**Request**
Copy every line of the items below word for word, without any changes.

**Data rows**
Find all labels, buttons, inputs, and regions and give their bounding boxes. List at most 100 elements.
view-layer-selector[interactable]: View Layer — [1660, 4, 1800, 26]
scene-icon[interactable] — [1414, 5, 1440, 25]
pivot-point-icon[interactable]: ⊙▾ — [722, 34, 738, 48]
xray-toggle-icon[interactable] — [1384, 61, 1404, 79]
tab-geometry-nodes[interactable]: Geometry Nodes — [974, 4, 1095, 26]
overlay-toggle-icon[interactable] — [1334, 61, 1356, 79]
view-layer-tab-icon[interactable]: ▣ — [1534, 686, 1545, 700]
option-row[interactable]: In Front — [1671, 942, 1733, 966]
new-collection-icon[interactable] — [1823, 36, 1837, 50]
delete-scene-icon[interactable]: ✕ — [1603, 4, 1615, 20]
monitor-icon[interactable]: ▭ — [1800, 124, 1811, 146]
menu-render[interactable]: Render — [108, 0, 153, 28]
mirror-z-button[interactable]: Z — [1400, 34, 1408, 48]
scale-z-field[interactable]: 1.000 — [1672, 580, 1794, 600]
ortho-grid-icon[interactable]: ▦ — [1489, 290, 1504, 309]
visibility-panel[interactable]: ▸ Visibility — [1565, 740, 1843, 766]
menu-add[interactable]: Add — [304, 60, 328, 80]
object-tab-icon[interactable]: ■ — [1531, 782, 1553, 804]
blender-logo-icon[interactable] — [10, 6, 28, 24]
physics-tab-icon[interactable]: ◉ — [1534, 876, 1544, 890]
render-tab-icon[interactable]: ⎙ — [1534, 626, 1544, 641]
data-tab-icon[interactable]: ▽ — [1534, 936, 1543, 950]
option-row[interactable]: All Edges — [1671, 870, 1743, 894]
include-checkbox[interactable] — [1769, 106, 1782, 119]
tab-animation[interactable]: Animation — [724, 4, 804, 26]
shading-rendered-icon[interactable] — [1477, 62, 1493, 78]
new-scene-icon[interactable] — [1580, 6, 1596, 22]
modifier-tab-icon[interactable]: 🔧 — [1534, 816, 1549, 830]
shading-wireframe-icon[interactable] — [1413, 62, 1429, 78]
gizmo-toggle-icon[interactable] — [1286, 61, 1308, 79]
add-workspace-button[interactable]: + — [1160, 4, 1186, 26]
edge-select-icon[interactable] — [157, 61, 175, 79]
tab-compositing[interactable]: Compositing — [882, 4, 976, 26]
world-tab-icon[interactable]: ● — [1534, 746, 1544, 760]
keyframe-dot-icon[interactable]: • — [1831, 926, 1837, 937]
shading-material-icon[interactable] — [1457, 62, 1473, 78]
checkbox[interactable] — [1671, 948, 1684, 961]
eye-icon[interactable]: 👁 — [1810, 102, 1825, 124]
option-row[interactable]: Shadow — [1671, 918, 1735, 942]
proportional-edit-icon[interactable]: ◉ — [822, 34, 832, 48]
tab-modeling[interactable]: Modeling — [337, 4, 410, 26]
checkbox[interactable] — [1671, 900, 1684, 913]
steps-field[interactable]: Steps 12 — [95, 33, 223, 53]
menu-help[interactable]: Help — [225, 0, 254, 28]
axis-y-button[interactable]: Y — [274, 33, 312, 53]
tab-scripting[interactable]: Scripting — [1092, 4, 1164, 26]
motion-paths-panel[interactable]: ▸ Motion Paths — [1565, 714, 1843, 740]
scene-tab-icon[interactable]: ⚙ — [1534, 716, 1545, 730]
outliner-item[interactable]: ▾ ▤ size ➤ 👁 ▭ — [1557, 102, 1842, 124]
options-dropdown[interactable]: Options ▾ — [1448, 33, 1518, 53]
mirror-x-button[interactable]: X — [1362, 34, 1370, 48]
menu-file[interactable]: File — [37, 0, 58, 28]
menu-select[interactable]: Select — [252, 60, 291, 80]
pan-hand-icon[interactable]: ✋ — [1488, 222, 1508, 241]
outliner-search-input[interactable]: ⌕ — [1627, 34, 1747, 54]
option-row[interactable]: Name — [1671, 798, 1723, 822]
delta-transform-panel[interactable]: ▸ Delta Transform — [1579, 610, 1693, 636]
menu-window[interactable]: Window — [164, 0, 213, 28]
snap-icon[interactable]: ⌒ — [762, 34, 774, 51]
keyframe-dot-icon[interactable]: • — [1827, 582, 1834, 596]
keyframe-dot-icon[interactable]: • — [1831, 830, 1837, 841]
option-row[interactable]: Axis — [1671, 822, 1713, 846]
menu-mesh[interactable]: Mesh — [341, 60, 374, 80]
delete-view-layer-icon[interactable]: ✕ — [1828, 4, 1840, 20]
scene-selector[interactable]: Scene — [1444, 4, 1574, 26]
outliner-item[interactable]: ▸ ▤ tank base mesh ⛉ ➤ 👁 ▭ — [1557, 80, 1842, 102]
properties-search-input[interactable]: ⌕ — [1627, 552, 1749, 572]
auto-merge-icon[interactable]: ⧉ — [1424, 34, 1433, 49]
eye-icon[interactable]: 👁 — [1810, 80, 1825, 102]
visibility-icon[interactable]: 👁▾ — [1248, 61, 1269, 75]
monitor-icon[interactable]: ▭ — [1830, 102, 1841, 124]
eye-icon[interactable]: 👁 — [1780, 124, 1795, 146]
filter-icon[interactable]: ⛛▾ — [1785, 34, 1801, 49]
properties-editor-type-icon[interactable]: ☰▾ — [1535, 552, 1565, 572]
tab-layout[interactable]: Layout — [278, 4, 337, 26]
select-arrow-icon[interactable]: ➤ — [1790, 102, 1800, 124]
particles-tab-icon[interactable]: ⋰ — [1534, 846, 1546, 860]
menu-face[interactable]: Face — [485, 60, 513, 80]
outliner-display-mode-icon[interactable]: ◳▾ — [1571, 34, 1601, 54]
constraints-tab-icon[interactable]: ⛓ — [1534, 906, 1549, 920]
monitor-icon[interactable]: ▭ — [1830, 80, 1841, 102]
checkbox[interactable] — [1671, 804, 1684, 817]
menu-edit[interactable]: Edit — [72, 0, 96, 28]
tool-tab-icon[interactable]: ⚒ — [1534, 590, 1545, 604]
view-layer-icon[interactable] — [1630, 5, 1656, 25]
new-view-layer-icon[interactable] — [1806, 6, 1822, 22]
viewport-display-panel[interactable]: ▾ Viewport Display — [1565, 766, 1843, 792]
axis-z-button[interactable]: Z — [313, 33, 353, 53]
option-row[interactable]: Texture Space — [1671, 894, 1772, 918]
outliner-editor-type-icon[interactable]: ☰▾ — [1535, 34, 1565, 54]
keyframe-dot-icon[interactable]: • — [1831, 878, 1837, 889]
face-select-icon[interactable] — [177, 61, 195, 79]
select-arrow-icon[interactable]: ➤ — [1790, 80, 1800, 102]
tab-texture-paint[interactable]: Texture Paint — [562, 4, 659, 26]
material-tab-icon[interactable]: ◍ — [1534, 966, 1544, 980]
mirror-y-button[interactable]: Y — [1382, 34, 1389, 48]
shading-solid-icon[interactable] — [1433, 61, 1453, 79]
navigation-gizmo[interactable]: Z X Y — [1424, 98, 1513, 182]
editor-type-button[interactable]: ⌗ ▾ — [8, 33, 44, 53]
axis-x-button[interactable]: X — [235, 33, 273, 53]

**The solution**
Find all labels, buttons, inputs, and regions and give their bounding boxes. List at most 100 elements.
view-layer-selector[interactable]: View Layer — [1660, 4, 1800, 26]
scene-icon[interactable] — [1414, 5, 1440, 25]
pivot-point-icon[interactable]: ⊙▾ — [722, 34, 738, 48]
xray-toggle-icon[interactable] — [1384, 61, 1404, 79]
tab-geometry-nodes[interactable]: Geometry Nodes — [974, 4, 1095, 26]
overlay-toggle-icon[interactable] — [1334, 61, 1356, 79]
view-layer-tab-icon[interactable]: ▣ — [1534, 686, 1545, 700]
option-row[interactable]: In Front — [1671, 942, 1733, 966]
new-collection-icon[interactable] — [1823, 36, 1837, 50]
delete-scene-icon[interactable]: ✕ — [1603, 4, 1615, 20]
monitor-icon[interactable]: ▭ — [1800, 124, 1811, 146]
menu-render[interactable]: Render — [108, 0, 153, 28]
mirror-z-button[interactable]: Z — [1400, 34, 1408, 48]
scale-z-field[interactable]: 1.000 — [1672, 580, 1794, 600]
ortho-grid-icon[interactable]: ▦ — [1489, 290, 1504, 309]
visibility-panel[interactable]: ▸ Visibility — [1565, 740, 1843, 766]
menu-add[interactable]: Add — [304, 60, 328, 80]
object-tab-icon[interactable]: ■ — [1531, 782, 1553, 804]
blender-logo-icon[interactable] — [10, 6, 28, 24]
physics-tab-icon[interactable]: ◉ — [1534, 876, 1544, 890]
render-tab-icon[interactable]: ⎙ — [1534, 626, 1544, 641]
data-tab-icon[interactable]: ▽ — [1534, 936, 1543, 950]
option-row[interactable]: All Edges — [1671, 870, 1743, 894]
include-checkbox[interactable] — [1769, 106, 1782, 119]
tab-animation[interactable]: Animation — [724, 4, 804, 26]
shading-rendered-icon[interactable] — [1477, 62, 1493, 78]
new-scene-icon[interactable] — [1580, 6, 1596, 22]
modifier-tab-icon[interactable]: 🔧 — [1534, 816, 1549, 830]
shading-wireframe-icon[interactable] — [1413, 62, 1429, 78]
gizmo-toggle-icon[interactable] — [1286, 61, 1308, 79]
add-workspace-button[interactable]: + — [1160, 4, 1186, 26]
edge-select-icon[interactable] — [157, 61, 175, 79]
tab-compositing[interactable]: Compositing — [882, 4, 976, 26]
world-tab-icon[interactable]: ● — [1534, 746, 1544, 760]
keyframe-dot-icon[interactable]: • — [1831, 926, 1837, 937]
shading-material-icon[interactable] — [1457, 62, 1473, 78]
checkbox[interactable] — [1671, 948, 1684, 961]
eye-icon[interactable]: 👁 — [1810, 102, 1825, 124]
option-row[interactable]: Shadow — [1671, 918, 1735, 942]
proportional-edit-icon[interactable]: ◉ — [822, 34, 832, 48]
tab-modeling[interactable]: Modeling — [337, 4, 410, 26]
checkbox[interactable] — [1671, 900, 1684, 913]
steps-field[interactable]: Steps 12 — [95, 33, 223, 53]
menu-help[interactable]: Help — [225, 0, 254, 28]
axis-y-button[interactable]: Y — [274, 33, 312, 53]
tab-scripting[interactable]: Scripting — [1092, 4, 1164, 26]
motion-paths-panel[interactable]: ▸ Motion Paths — [1565, 714, 1843, 740]
scene-tab-icon[interactable]: ⚙ — [1534, 716, 1545, 730]
outliner-item[interactable]: ▾ ▤ size ➤ 👁 ▭ — [1557, 102, 1842, 124]
options-dropdown[interactable]: Options ▾ — [1448, 33, 1518, 53]
mirror-x-button[interactable]: X — [1362, 34, 1370, 48]
menu-file[interactable]: File — [37, 0, 58, 28]
menu-select[interactable]: Select — [252, 60, 291, 80]
pan-hand-icon[interactable]: ✋ — [1488, 222, 1508, 241]
outliner-search-input[interactable]: ⌕ — [1627, 34, 1747, 54]
option-row[interactable]: Name — [1671, 798, 1723, 822]
delta-transform-panel[interactable]: ▸ Delta Transform — [1579, 610, 1693, 636]
menu-window[interactable]: Window — [164, 0, 213, 28]
snap-icon[interactable]: ⌒ — [762, 34, 774, 51]
keyframe-dot-icon[interactable]: • — [1827, 582, 1834, 596]
keyframe-dot-icon[interactable]: • — [1831, 830, 1837, 841]
option-row[interactable]: Axis — [1671, 822, 1713, 846]
menu-mesh[interactable]: Mesh — [341, 60, 374, 80]
delete-view-layer-icon[interactable]: ✕ — [1828, 4, 1840, 20]
scene-selector[interactable]: Scene — [1444, 4, 1574, 26]
outliner-item[interactable]: ▸ ▤ tank base mesh ⛉ ➤ 👁 ▭ — [1557, 80, 1842, 102]
properties-search-input[interactable]: ⌕ — [1627, 552, 1749, 572]
auto-merge-icon[interactable]: ⧉ — [1424, 34, 1433, 49]
eye-icon[interactable]: 👁 — [1810, 80, 1825, 102]
visibility-icon[interactable]: 👁▾ — [1248, 61, 1269, 75]
monitor-icon[interactable]: ▭ — [1830, 102, 1841, 124]
eye-icon[interactable]: 👁 — [1780, 124, 1795, 146]
filter-icon[interactable]: ⛛▾ — [1785, 34, 1801, 49]
properties-editor-type-icon[interactable]: ☰▾ — [1535, 552, 1565, 572]
tab-layout[interactable]: Layout — [278, 4, 337, 26]
select-arrow-icon[interactable]: ➤ — [1790, 102, 1800, 124]
particles-tab-icon[interactable]: ⋰ — [1534, 846, 1546, 860]
menu-face[interactable]: Face — [485, 60, 513, 80]
outliner-display-mode-icon[interactable]: ◳▾ — [1571, 34, 1601, 54]
constraints-tab-icon[interactable]: ⛓ — [1534, 906, 1549, 920]
monitor-icon[interactable]: ▭ — [1830, 80, 1841, 102]
checkbox[interactable] — [1671, 804, 1684, 817]
menu-edit[interactable]: Edit — [72, 0, 96, 28]
tool-tab-icon[interactable]: ⚒ — [1534, 590, 1545, 604]
view-layer-icon[interactable] — [1630, 5, 1656, 25]
new-view-layer-icon[interactable] — [1806, 6, 1822, 22]
viewport-display-panel[interactable]: ▾ Viewport Display — [1565, 766, 1843, 792]
axis-z-button[interactable]: Z — [313, 33, 353, 53]
option-row[interactable]: Texture Space — [1671, 894, 1772, 918]
outliner-editor-type-icon[interactable]: ☰▾ — [1535, 34, 1565, 54]
keyframe-dot-icon[interactable]: • — [1831, 878, 1837, 889]
face-select-icon[interactable] — [177, 61, 195, 79]
select-arrow-icon[interactable]: ➤ — [1790, 80, 1800, 102]
tab-texture-paint[interactable]: Texture Paint — [562, 4, 659, 26]
material-tab-icon[interactable]: ◍ — [1534, 966, 1544, 980]
mirror-y-button[interactable]: Y — [1382, 34, 1389, 48]
shading-solid-icon[interactable] — [1433, 61, 1453, 79]
navigation-gizmo[interactable]: Z X Y — [1424, 98, 1513, 182]
editor-type-button[interactable]: ⌗ ▾ — [8, 33, 44, 53]
axis-x-button[interactable]: X — [235, 33, 273, 53]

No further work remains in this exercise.